Stored data:

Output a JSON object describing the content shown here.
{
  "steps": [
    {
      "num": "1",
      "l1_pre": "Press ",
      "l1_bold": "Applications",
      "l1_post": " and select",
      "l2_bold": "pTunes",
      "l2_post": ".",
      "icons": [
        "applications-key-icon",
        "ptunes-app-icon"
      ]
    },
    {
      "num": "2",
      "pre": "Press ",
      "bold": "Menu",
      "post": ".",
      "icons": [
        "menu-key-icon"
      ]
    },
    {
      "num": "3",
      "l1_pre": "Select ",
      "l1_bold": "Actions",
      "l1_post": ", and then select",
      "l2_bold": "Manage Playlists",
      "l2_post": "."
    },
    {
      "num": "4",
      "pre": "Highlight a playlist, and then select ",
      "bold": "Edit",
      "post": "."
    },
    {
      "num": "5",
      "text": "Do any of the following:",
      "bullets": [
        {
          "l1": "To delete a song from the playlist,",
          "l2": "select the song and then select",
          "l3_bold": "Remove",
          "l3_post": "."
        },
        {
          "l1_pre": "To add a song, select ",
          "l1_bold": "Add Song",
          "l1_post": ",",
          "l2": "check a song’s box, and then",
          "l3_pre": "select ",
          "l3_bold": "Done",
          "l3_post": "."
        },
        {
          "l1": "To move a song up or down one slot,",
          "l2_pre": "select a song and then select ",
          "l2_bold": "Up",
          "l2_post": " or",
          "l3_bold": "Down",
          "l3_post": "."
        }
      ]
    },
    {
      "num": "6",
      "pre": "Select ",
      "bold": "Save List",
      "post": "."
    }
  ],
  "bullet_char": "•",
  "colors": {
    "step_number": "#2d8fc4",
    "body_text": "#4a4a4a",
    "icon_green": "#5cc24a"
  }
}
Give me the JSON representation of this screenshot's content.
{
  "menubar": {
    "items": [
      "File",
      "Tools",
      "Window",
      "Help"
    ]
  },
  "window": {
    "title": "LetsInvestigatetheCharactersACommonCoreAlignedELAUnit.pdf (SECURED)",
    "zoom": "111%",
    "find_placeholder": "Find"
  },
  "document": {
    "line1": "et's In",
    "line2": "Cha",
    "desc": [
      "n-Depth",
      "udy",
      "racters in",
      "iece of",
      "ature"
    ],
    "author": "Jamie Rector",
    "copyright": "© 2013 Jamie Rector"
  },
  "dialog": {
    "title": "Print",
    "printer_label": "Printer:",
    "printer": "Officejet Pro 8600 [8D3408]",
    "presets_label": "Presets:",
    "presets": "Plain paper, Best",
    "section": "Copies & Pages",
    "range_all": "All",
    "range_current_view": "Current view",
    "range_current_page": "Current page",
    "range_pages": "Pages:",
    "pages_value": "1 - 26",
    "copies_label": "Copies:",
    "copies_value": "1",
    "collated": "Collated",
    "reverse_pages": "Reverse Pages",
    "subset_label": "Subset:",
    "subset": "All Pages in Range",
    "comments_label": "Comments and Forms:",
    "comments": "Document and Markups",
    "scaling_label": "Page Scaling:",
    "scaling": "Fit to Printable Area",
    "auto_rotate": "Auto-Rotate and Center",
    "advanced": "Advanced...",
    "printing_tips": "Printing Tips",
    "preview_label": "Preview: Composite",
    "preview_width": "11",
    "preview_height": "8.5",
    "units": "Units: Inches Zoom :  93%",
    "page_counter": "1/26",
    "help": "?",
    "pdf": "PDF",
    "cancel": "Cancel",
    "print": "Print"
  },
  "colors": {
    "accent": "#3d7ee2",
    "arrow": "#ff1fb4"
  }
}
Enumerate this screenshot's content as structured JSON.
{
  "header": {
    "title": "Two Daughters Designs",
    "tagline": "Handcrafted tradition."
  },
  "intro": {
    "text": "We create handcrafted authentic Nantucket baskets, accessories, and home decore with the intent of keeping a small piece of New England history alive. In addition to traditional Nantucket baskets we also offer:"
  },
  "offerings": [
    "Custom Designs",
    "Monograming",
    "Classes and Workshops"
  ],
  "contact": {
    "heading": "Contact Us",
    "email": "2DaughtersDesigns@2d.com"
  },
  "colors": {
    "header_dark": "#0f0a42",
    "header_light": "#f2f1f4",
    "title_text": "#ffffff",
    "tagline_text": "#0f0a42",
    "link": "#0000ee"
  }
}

Set problem
Retype every entry above, word for word.

Worked solution
Output a JSON object describing the content shown here.
{
  "steps": [
    {
      "num": "1",
      "l1_pre": "Press ",
      "l1_bold": "Applications",
      "l1_post": " and select",
      "l2_bold": "pTunes",
      "l2_post": ".",
      "icons": [
        "applications-key-icon",
        "ptunes-app-icon"
      ]
    },
    {
      "num": "2",
      "pre": "Press ",
      "bold": "Menu",
      "post": ".",
      "icons": [
        "menu-key-icon"
      ]
    },
    {
      "num": "3",
      "l1_pre": "Select ",
      "l1_bold": "Actions",
      "l1_post": ", and then select",
      "l2_bold": "Manage Playlists",
      "l2_post": "."
    },
    {
      "num": "4",
      "pre": "Highlight a playlist, and then select ",
      "bold": "Edit",
      "post": "."
    },
    {
      "num": "5",
      "text": "Do any of the following:",
      "bullets": [
        {
          "l1": "To delete a song from the playlist,",
          "l2": "select the song and then select",
          "l3_bold": "Remove",
          "l3_post": "."
        },
        {
          "l1_pre": "To add a song, select ",
          "l1_bold": "Add Song",
          "l1_post": ",",
          "l2": "check a song’s box, and then",
          "l3_pre": "select ",
          "l3_bold": "Done",
          "l3_post": "."
        },
        {
          "l1": "To move a song up or down one slot,",
          "l2_pre": "select a song and then select ",
          "l2_bold": "Up",
          "l2_post": " or",
          "l3_bold": "Down",
          "l3_post": "."
        }
      ]
    },
    {
      "num": "6",
      "pre": "Select ",
      "bold": "Save List",
      "post": "."
    }
  ],
  "bullet_char": "•",
  "colors": {
    "step_number": "#2d8fc4",
    "body_text": "#4a4a4a",
    "icon_green": "#5cc24a"
  }
}
Give me the JSON representation of this screenshot's content.
{
  "menubar": {
    "items": [
      "File",
      "Tools",
      "Window",
      "Help"
    ]
  },
  "window": {
    "title": "LetsInvestigatetheCharactersACommonCoreAlignedELAUnit.pdf (SECURED)",
    "zoom": "111%",
    "find_placeholder": "Find"
  },
  "document": {
    "line1": "et's In",
    "line2": "Cha",
    "desc": [
      "n-Depth",
      "udy",
      "racters in",
      "iece of",
      "ature"
    ],
    "author": "Jamie Rector",
    "copyright": "© 2013 Jamie Rector"
  },
  "dialog": {
    "title": "Print",
    "printer_label": "Printer:",
    "printer": "Officejet Pro 8600 [8D3408]",
    "presets_label": "Presets:",
    "presets": "Plain paper, Best",
    "section": "Copies & Pages",
    "range_all": "All",
    "range_current_view": "Current view",
    "range_current_page": "Current page",
    "range_pages": "Pages:",
    "pages_value": "1 - 26",
    "copies_label": "Copies:",
    "copies_value": "1",
    "collated": "Collated",
    "reverse_pages": "Reverse Pages",
    "subset_label": "Subset:",
    "subset": "All Pages in Range",
    "comments_label": "Comments and Forms:",
    "comments": "Document and Markups",
    "scaling_label": "Page Scaling:",
    "scaling": "Fit to Printable Area",
    "auto_rotate": "Auto-Rotate and Center",
    "advanced": "Advanced...",
    "printing_tips": "Printing Tips",
    "preview_label": "Preview: Composite",
    "preview_width": "11",
    "preview_height": "8.5",
    "units": "Units: Inches Zoom :  93%",
    "page_counter": "1/26",
    "help": "?",
    "pdf": "PDF",
    "cancel": "Cancel",
    "print": "Print"
  },
  "colors": {
    "accent": "#3d7ee2",
    "arrow": "#ff1fb4"
  }
}
Enumerate this screenshot's content as structured JSON.
{
  "header": {
    "title": "Two Daughters Designs",
    "tagline": "Handcrafted tradition."
  },
  "intro": {
    "text": "We create handcrafted authentic Nantucket baskets, accessories, and home decore with the intent of keeping a small piece of New England history alive. In addition to traditional Nantucket baskets we also offer:"
  },
  "offerings": [
    "Custom Designs",
    "Monograming",
    "Classes and Workshops"
  ],
  "contact": {
    "heading": "Contact Us",
    "email": "2DaughtersDesigns@2d.com"
  },
  "colors": {
    "header_dark": "#0f0a42",
    "header_light": "#f2f1f4",
    "title_text": "#ffffff",
    "tagline_text": "#0f0a42",
    "link": "#0000ee"
  }
}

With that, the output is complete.